§ Records:
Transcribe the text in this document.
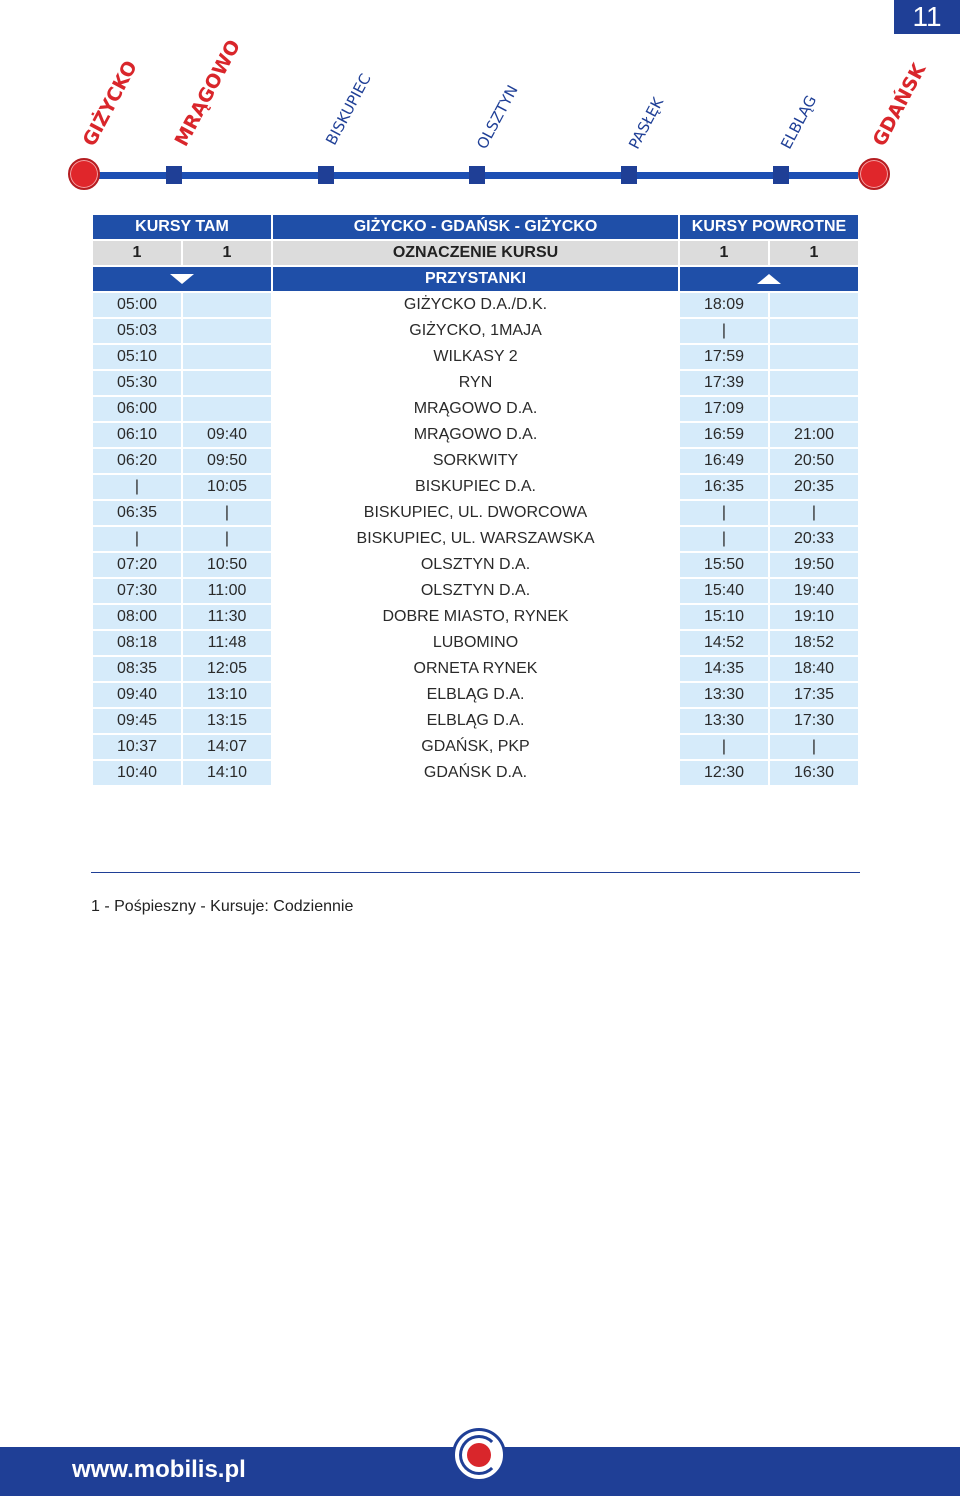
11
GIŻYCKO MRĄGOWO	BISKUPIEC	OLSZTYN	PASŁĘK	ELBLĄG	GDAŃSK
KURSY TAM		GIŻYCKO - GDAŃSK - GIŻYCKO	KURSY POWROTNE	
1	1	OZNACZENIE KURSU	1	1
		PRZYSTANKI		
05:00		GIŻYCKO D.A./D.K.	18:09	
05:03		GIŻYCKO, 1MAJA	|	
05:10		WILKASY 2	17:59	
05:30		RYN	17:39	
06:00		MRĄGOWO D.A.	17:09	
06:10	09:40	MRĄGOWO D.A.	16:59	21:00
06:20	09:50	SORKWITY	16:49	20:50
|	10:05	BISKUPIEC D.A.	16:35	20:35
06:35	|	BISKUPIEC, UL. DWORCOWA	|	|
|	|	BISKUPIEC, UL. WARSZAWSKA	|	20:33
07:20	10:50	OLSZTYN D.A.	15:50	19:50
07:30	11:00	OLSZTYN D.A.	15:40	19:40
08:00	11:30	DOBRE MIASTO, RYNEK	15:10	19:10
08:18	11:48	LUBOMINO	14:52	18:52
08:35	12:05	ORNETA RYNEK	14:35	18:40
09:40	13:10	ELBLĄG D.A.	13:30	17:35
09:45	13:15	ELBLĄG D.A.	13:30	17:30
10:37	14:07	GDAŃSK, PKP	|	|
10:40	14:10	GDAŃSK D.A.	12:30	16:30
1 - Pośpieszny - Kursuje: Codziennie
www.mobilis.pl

--

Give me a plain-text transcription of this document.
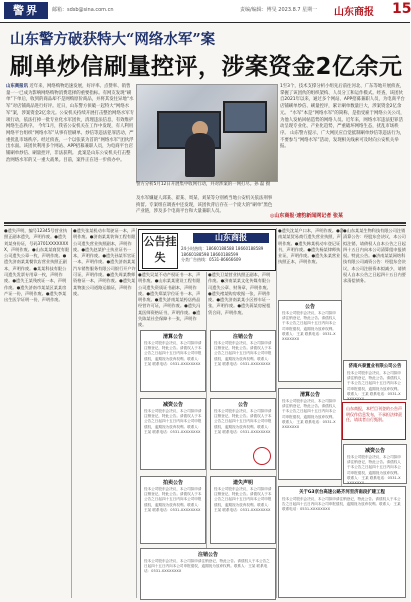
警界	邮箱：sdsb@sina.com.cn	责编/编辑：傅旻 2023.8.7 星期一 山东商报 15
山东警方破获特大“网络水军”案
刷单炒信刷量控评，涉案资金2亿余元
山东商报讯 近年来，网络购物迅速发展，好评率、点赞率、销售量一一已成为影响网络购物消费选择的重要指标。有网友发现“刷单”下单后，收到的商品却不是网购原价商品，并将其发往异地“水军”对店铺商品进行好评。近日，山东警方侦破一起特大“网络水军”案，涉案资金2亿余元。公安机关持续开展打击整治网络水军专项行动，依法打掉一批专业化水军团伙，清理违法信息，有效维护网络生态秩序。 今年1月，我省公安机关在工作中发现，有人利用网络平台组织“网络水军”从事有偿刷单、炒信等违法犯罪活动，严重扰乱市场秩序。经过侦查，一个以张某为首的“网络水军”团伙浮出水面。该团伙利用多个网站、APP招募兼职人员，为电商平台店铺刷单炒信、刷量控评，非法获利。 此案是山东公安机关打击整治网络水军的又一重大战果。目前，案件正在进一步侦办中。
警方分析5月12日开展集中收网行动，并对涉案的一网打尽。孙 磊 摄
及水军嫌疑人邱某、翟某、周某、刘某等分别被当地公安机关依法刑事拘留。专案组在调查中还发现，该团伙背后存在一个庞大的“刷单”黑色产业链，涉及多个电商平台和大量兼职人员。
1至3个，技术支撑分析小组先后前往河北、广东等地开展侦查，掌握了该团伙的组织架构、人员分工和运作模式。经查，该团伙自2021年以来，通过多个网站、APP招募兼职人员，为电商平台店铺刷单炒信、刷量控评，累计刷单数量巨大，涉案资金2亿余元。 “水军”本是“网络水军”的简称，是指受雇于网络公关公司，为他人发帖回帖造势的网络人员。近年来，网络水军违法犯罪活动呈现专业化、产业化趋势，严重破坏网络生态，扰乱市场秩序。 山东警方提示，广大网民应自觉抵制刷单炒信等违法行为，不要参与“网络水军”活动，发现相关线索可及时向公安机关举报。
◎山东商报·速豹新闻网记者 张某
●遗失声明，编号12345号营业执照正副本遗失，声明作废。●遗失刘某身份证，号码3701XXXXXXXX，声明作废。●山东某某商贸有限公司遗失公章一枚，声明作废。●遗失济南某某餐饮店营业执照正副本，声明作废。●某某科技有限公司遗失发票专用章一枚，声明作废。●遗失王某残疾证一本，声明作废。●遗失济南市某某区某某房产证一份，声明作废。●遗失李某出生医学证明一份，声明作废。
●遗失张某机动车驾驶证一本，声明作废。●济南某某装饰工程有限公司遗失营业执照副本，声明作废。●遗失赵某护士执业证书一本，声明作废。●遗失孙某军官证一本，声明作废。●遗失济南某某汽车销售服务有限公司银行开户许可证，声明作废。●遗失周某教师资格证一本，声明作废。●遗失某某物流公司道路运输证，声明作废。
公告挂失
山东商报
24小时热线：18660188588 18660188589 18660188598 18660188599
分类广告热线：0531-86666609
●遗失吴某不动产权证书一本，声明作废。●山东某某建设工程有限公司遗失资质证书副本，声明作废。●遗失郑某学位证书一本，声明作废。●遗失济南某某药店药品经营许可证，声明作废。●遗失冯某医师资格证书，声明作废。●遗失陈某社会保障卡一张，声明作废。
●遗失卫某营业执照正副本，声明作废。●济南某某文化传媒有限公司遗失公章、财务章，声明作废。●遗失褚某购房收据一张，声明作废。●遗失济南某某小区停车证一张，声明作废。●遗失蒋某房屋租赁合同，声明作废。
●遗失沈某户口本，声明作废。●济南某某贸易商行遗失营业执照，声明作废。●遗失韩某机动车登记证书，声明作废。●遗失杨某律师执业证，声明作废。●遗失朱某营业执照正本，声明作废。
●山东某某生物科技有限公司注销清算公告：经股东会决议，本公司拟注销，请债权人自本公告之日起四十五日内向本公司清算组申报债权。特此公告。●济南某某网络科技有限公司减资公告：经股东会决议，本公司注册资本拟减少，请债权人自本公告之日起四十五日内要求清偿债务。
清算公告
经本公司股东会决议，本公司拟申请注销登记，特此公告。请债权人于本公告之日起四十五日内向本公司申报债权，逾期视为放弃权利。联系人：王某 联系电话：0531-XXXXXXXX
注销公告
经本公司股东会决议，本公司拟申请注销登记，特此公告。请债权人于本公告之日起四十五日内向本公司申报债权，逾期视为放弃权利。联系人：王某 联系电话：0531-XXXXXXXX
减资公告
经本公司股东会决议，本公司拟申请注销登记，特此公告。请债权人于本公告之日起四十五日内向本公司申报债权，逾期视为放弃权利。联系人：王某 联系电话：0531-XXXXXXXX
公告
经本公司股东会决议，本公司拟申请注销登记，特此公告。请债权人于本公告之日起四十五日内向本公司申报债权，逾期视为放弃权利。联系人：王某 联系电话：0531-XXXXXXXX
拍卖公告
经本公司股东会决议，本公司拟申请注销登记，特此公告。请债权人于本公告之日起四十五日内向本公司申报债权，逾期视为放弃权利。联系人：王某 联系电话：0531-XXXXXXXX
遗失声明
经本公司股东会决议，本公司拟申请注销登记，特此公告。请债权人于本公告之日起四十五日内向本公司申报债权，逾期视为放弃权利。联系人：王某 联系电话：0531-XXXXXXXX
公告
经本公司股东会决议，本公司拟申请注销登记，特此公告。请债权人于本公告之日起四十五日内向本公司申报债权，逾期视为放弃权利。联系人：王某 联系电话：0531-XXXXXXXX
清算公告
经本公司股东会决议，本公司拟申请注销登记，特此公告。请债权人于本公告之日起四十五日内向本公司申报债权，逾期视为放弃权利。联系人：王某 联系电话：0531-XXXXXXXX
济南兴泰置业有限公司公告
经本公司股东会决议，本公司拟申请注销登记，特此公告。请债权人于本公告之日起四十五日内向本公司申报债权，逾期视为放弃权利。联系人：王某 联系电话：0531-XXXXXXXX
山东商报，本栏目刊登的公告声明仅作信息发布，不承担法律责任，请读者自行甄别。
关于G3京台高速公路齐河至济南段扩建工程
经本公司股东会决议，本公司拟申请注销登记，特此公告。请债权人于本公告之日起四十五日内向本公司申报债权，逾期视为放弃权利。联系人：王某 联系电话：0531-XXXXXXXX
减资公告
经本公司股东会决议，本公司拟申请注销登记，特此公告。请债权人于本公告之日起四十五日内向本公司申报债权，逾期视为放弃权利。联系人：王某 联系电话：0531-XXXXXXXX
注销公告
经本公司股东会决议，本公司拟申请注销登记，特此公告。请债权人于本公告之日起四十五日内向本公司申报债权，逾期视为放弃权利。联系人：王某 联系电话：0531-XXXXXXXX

§ Exercise prompt: From the data above, copy each line that has the string "BISKUPIEC".

§ Exercise response:
GIŻYCKO MRĄGOWO	BISKUPIEC	OLSZTYN	PASŁĘK	ELBLĄG	GDAŃSK
|	10:05	BISKUPIEC D.A.	16:35	20:35
06:35	|	BISKUPIEC, UL. DWORCOWA	|	|
|	|	BISKUPIEC, UL. WARSZAWSKA	|	20:33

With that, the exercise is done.